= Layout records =
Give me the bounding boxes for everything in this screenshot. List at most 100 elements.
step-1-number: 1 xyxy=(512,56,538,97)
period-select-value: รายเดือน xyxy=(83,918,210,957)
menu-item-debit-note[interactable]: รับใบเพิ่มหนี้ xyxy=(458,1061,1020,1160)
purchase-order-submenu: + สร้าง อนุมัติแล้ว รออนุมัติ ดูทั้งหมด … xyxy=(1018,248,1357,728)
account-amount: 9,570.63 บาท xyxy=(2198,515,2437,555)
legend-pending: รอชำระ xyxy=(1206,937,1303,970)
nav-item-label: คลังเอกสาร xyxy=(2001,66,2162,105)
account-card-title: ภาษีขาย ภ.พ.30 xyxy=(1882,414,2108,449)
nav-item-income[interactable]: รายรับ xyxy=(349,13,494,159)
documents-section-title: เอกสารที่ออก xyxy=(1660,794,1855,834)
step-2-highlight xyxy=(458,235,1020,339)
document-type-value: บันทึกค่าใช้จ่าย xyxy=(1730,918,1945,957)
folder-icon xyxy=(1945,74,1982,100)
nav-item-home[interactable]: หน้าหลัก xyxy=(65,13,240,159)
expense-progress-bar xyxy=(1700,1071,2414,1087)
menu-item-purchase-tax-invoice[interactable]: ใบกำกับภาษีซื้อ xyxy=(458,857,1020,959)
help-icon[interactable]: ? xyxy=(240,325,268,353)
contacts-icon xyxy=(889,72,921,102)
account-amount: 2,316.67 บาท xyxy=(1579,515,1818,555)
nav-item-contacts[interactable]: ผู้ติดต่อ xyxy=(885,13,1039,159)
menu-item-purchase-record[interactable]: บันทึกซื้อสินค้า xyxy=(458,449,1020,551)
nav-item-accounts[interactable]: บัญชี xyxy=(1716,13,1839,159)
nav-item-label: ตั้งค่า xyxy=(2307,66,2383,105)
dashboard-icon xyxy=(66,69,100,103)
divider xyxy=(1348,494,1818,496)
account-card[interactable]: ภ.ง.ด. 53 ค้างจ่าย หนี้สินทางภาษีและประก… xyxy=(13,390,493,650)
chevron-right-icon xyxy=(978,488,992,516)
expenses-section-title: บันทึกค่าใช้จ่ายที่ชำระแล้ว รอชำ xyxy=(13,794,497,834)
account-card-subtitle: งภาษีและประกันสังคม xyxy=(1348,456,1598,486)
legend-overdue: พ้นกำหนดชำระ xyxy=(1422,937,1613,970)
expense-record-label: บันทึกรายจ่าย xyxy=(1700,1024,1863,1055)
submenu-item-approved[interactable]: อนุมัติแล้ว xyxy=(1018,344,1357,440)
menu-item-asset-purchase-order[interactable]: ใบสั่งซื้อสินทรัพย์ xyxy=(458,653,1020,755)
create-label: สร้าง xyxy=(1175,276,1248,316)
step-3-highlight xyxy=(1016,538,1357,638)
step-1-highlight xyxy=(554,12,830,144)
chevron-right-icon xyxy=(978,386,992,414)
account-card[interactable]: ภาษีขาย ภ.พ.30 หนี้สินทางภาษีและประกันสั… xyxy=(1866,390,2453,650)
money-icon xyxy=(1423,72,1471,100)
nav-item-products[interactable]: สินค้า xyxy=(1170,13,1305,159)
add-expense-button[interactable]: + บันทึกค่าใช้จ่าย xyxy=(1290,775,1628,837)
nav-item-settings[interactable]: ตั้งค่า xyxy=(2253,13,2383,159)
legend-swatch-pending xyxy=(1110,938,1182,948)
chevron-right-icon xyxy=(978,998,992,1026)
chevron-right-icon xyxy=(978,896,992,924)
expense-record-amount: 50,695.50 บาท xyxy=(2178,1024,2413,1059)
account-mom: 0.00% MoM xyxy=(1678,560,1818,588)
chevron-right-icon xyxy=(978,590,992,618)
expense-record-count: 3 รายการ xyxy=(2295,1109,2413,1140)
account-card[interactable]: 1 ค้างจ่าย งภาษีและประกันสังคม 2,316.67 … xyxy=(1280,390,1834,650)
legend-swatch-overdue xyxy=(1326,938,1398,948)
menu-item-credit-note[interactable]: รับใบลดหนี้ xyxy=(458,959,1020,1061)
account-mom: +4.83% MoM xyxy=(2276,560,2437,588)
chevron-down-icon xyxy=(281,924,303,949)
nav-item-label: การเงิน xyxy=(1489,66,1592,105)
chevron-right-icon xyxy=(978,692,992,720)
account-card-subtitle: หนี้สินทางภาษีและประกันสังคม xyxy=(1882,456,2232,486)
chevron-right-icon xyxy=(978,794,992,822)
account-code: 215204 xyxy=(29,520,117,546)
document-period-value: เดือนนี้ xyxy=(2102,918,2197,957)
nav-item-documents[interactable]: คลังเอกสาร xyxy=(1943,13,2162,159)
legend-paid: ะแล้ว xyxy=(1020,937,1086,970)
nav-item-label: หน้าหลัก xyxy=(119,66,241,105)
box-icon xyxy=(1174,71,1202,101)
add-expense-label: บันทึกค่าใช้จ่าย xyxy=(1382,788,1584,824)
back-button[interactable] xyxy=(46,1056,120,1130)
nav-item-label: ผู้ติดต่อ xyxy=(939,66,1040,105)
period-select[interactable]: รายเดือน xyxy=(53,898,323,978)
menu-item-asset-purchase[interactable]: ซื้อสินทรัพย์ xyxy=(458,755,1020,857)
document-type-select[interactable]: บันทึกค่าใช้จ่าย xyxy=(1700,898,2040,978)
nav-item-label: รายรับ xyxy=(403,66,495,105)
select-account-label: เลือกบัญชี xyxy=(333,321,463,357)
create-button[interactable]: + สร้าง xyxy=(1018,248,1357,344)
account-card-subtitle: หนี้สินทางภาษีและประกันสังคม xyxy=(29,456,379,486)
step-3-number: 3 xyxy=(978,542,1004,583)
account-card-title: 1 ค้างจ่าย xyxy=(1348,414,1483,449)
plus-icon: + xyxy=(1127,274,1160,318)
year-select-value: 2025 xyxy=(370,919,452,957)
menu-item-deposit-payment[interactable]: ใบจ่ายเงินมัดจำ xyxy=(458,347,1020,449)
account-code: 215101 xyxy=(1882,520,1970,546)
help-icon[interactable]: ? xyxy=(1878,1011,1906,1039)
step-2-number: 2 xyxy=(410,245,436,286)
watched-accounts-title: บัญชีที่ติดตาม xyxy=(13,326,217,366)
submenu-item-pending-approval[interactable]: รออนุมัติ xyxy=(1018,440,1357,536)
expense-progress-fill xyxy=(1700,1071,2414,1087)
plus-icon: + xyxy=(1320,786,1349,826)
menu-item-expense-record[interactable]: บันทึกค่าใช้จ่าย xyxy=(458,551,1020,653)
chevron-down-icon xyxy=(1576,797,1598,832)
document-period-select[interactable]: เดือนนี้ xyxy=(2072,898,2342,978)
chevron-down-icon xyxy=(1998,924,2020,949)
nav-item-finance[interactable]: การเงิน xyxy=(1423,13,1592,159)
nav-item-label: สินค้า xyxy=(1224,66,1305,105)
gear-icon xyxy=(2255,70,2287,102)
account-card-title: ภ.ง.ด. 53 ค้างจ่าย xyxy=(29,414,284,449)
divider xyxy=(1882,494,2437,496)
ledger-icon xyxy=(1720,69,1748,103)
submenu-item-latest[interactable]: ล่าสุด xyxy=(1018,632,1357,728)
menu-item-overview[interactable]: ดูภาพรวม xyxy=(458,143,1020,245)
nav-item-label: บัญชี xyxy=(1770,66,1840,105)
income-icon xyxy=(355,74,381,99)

= What this task involves =
Rewrite all the entries above, substituting "separator" for each occurrence of "divider" and leaving everything else unchanged.

= Problem solution =
Give me the bounding boxes for everything in this screenshot. List at most 100 elements.
step-1-number: 1 xyxy=(512,56,538,97)
period-select-value: รายเดือน xyxy=(83,918,210,957)
menu-item-debit-note[interactable]: รับใบเพิ่มหนี้ xyxy=(458,1061,1020,1160)
purchase-order-submenu: + สร้าง อนุมัติแล้ว รออนุมัติ ดูทั้งหมด … xyxy=(1018,248,1357,728)
account-amount: 9,570.63 บาท xyxy=(2198,515,2437,555)
legend-pending: รอชำระ xyxy=(1206,937,1303,970)
nav-item-label: คลังเอกสาร xyxy=(2001,66,2162,105)
account-card-title: ภาษีขาย ภ.พ.30 xyxy=(1882,414,2108,449)
nav-item-income[interactable]: รายรับ xyxy=(349,13,494,159)
documents-section-title: เอกสารที่ออก xyxy=(1660,794,1855,834)
step-2-highlight xyxy=(458,235,1020,339)
document-type-value: บันทึกค่าใช้จ่าย xyxy=(1730,918,1945,957)
folder-icon xyxy=(1945,74,1982,100)
nav-item-home[interactable]: หน้าหลัก xyxy=(65,13,240,159)
expense-progress-bar xyxy=(1700,1071,2414,1087)
menu-item-purchase-tax-invoice[interactable]: ใบกำกับภาษีซื้อ xyxy=(458,857,1020,959)
help-icon[interactable]: ? xyxy=(240,325,268,353)
contacts-icon xyxy=(889,72,921,102)
account-amount: 2,316.67 บาท xyxy=(1579,515,1818,555)
nav-item-contacts[interactable]: ผู้ติดต่อ xyxy=(885,13,1039,159)
menu-item-purchase-record[interactable]: บันทึกซื้อสินค้า xyxy=(458,449,1020,551)
nav-item-accounts[interactable]: บัญชี xyxy=(1716,13,1839,159)
nav-item-label: ตั้งค่า xyxy=(2307,66,2383,105)
dashboard-icon xyxy=(66,69,100,103)
separator xyxy=(1348,494,1818,496)
account-card[interactable]: ภ.ง.ด. 53 ค้างจ่าย หนี้สินทางภาษีและประก… xyxy=(13,390,493,650)
chevron-right-icon xyxy=(978,488,992,516)
expenses-section-title: บันทึกค่าใช้จ่ายที่ชำระแล้ว รอชำ xyxy=(13,794,497,834)
account-card-subtitle: งภาษีและประกันสังคม xyxy=(1348,456,1598,486)
legend-overdue: พ้นกำหนดชำระ xyxy=(1422,937,1613,970)
expense-record-label: บันทึกรายจ่าย xyxy=(1700,1024,1863,1055)
submenu-item-approved[interactable]: อนุมัติแล้ว xyxy=(1018,344,1357,440)
menu-item-asset-purchase-order[interactable]: ใบสั่งซื้อสินทรัพย์ xyxy=(458,653,1020,755)
create-label: สร้าง xyxy=(1175,276,1248,316)
step-3-highlight xyxy=(1016,538,1357,638)
step-1-highlight xyxy=(554,12,830,144)
chevron-right-icon xyxy=(978,386,992,414)
account-card[interactable]: ภาษีขาย ภ.พ.30 หนี้สินทางภาษีและประกันสั… xyxy=(1866,390,2453,650)
money-icon xyxy=(1423,72,1471,100)
nav-item-products[interactable]: สินค้า xyxy=(1170,13,1305,159)
add-expense-button[interactable]: + บันทึกค่าใช้จ่าย xyxy=(1290,775,1628,837)
nav-item-settings[interactable]: ตั้งค่า xyxy=(2253,13,2383,159)
legend-swatch-pending xyxy=(1110,938,1182,948)
chevron-right-icon xyxy=(978,998,992,1026)
chevron-right-icon xyxy=(978,896,992,924)
expense-record-amount: 50,695.50 บาท xyxy=(2178,1024,2413,1059)
account-mom: 0.00% MoM xyxy=(1678,560,1818,588)
chevron-right-icon xyxy=(978,590,992,618)
expense-record-count: 3 รายการ xyxy=(2295,1109,2413,1140)
account-card[interactable]: 1 ค้างจ่าย งภาษีและประกันสังคม 2,316.67 … xyxy=(1280,390,1834,650)
legend-swatch-overdue xyxy=(1326,938,1398,948)
menu-item-credit-note[interactable]: รับใบลดหนี้ xyxy=(458,959,1020,1061)
account-mom: +4.83% MoM xyxy=(2276,560,2437,588)
chevron-down-icon xyxy=(281,924,303,949)
nav-item-label: การเงิน xyxy=(1489,66,1592,105)
chevron-right-icon xyxy=(978,692,992,720)
account-card-subtitle: หนี้สินทางภาษีและประกันสังคม xyxy=(1882,456,2232,486)
chevron-right-icon xyxy=(978,794,992,822)
account-code: 215204 xyxy=(29,520,117,546)
document-period-value: เดือนนี้ xyxy=(2102,918,2197,957)
nav-item-documents[interactable]: คลังเอกสาร xyxy=(1943,13,2162,159)
legend-paid: ะแล้ว xyxy=(1020,937,1086,970)
nav-item-label: หน้าหลัก xyxy=(119,66,241,105)
box-icon xyxy=(1174,71,1202,101)
add-expense-label: บันทึกค่าใช้จ่าย xyxy=(1382,788,1584,824)
back-button[interactable] xyxy=(46,1056,120,1130)
nav-item-label: ผู้ติดต่อ xyxy=(939,66,1040,105)
period-select[interactable]: รายเดือน xyxy=(53,898,323,978)
menu-item-asset-purchase[interactable]: ซื้อสินทรัพย์ xyxy=(458,755,1020,857)
document-type-select[interactable]: บันทึกค่าใช้จ่าย xyxy=(1700,898,2040,978)
nav-item-label: รายรับ xyxy=(403,66,495,105)
select-account-label: เลือกบัญชี xyxy=(333,321,463,357)
create-button[interactable]: + สร้าง xyxy=(1018,248,1357,344)
account-card-subtitle: หนี้สินทางภาษีและประกันสังคม xyxy=(29,456,379,486)
step-3-number: 3 xyxy=(978,542,1004,583)
account-card-title: 1 ค้างจ่าย xyxy=(1348,414,1483,449)
plus-icon: + xyxy=(1127,274,1160,318)
year-select-value: 2025 xyxy=(370,919,452,957)
menu-item-deposit-payment[interactable]: ใบจ่ายเงินมัดจำ xyxy=(458,347,1020,449)
account-code: 215101 xyxy=(1882,520,1970,546)
help-icon[interactable]: ? xyxy=(1878,1011,1906,1039)
step-2-number: 2 xyxy=(410,245,436,286)
watched-accounts-title: บัญชีที่ติดตาม xyxy=(13,326,217,366)
submenu-item-pending-approval[interactable]: รออนุมัติ xyxy=(1018,440,1357,536)
expense-progress-fill xyxy=(1700,1071,2414,1087)
plus-icon: + xyxy=(1320,786,1349,826)
menu-item-expense-record[interactable]: บันทึกค่าใช้จ่าย xyxy=(458,551,1020,653)
chevron-down-icon xyxy=(1576,797,1598,832)
document-period-select[interactable]: เดือนนี้ xyxy=(2072,898,2342,978)
chevron-down-icon xyxy=(1998,924,2020,949)
nav-item-finance[interactable]: การเงิน xyxy=(1423,13,1592,159)
nav-item-label: สินค้า xyxy=(1224,66,1305,105)
gear-icon xyxy=(2255,70,2287,102)
account-card-title: ภ.ง.ด. 53 ค้างจ่าย xyxy=(29,414,284,449)
separator xyxy=(1882,494,2437,496)
ledger-icon xyxy=(1720,69,1748,103)
submenu-item-latest[interactable]: ล่าสุด xyxy=(1018,632,1357,728)
menu-item-overview[interactable]: ดูภาพรวม xyxy=(458,143,1020,245)
nav-item-label: บัญชี xyxy=(1770,66,1840,105)
income-icon xyxy=(355,74,381,99)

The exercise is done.